**TASK REQUIREMENTS:**
Locate the lines that hold the string "JSON". Copy every such line.
------------------------------------
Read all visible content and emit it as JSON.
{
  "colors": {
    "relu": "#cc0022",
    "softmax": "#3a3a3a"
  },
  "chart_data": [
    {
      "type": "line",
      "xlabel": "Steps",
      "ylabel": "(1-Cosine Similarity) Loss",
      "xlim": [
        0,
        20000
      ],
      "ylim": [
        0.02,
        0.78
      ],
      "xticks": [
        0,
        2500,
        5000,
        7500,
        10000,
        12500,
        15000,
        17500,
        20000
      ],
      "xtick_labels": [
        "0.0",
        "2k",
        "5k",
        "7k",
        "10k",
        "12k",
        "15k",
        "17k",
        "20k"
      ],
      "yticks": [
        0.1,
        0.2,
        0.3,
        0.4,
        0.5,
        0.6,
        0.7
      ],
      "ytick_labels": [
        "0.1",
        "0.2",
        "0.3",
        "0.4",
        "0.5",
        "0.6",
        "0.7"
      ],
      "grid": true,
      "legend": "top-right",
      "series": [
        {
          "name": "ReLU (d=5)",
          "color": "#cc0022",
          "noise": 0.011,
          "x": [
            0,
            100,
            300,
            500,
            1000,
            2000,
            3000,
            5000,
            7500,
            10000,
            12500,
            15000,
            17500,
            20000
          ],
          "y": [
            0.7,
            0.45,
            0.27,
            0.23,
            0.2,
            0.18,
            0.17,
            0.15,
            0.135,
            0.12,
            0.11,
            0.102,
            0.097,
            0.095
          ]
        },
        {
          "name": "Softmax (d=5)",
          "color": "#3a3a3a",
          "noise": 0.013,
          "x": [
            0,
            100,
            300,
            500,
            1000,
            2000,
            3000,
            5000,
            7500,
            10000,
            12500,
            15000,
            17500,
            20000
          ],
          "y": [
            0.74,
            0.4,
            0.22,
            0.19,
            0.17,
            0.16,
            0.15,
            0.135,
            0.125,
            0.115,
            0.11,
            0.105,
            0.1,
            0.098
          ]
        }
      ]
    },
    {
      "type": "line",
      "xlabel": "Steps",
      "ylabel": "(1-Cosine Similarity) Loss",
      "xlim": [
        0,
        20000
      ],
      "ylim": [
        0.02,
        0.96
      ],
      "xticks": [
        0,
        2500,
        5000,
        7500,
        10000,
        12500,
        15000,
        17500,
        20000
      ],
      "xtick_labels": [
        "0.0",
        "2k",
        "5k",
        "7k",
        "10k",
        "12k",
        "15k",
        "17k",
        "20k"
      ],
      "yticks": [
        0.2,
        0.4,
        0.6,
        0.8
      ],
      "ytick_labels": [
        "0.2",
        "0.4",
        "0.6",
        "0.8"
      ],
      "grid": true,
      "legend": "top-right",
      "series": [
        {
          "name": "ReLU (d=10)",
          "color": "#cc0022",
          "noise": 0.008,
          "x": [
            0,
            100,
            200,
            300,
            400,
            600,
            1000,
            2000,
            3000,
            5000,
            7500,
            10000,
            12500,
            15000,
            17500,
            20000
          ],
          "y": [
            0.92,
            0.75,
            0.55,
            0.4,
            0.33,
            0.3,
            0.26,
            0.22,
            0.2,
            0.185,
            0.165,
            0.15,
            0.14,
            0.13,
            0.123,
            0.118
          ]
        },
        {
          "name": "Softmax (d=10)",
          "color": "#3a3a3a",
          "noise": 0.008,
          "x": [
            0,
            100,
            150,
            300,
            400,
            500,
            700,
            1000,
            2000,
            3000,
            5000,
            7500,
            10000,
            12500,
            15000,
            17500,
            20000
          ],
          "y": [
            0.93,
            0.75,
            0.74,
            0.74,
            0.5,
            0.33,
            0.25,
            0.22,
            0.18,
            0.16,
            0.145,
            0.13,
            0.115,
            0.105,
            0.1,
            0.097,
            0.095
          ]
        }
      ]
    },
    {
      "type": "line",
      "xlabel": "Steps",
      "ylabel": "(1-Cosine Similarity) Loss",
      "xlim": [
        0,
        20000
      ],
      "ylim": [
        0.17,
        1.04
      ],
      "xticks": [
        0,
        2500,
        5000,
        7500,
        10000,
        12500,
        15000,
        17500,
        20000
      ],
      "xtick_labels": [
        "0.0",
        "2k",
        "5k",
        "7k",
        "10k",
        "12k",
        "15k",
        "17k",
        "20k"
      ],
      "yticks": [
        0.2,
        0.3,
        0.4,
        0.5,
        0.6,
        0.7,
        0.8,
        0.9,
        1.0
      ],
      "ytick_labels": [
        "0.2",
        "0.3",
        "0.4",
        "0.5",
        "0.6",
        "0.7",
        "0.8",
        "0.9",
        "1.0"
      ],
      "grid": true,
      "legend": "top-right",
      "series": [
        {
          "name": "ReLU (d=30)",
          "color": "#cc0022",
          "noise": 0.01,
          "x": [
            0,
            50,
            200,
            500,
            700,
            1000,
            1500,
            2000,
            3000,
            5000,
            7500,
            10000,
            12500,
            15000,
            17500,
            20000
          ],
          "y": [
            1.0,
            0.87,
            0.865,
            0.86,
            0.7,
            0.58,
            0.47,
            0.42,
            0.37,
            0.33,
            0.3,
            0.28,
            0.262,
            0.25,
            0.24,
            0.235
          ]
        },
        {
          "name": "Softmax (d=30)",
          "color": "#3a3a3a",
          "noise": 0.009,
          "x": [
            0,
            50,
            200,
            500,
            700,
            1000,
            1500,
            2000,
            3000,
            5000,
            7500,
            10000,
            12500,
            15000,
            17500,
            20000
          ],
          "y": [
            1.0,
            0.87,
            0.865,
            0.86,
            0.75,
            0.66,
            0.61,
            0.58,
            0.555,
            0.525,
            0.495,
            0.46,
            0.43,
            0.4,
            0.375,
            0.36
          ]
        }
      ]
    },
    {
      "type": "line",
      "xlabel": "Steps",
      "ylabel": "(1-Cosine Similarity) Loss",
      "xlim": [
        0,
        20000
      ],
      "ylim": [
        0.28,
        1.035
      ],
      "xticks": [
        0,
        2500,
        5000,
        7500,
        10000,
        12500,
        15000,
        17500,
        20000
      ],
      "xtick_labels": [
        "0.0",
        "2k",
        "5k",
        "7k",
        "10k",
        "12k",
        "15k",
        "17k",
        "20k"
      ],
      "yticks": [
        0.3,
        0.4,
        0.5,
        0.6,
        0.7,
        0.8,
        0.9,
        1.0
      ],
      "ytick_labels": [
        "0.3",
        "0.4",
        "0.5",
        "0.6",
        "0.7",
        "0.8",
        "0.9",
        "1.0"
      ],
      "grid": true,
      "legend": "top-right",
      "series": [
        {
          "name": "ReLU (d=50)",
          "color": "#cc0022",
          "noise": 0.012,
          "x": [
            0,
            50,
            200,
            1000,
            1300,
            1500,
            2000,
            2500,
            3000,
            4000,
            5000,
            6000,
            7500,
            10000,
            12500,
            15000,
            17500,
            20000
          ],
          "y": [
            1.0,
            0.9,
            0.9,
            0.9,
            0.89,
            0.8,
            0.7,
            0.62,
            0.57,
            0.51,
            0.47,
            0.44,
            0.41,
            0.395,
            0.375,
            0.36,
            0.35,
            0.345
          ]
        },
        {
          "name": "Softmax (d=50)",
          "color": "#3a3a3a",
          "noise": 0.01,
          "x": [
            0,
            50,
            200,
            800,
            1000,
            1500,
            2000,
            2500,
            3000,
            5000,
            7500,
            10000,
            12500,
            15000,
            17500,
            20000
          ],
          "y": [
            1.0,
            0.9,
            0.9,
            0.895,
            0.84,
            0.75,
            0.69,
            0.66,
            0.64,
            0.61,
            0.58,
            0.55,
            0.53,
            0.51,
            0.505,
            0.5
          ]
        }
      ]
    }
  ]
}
------------------------------------
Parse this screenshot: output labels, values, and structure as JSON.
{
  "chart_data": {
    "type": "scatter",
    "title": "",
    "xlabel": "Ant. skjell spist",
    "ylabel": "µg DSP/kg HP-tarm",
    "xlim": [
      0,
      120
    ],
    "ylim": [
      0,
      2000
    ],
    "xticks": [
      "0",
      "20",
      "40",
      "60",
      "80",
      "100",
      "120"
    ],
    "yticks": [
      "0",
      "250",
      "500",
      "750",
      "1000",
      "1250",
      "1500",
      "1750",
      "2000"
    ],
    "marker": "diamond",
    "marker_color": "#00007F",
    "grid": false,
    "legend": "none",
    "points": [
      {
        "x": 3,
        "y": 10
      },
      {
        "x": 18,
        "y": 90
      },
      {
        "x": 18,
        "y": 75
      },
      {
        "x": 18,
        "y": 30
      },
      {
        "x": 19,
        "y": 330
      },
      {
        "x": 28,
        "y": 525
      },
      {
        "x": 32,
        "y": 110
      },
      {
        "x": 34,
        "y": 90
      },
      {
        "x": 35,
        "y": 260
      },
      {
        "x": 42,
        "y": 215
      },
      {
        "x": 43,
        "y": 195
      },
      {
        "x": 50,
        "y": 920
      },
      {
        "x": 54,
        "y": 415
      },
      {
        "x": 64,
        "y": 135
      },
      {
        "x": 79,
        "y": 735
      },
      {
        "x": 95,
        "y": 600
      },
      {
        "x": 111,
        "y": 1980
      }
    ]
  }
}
------------------------------------
**TASK RESULT:**
Read all visible content and emit it as JSON.
Parse this screenshot: output labels, values, and structure as JSON.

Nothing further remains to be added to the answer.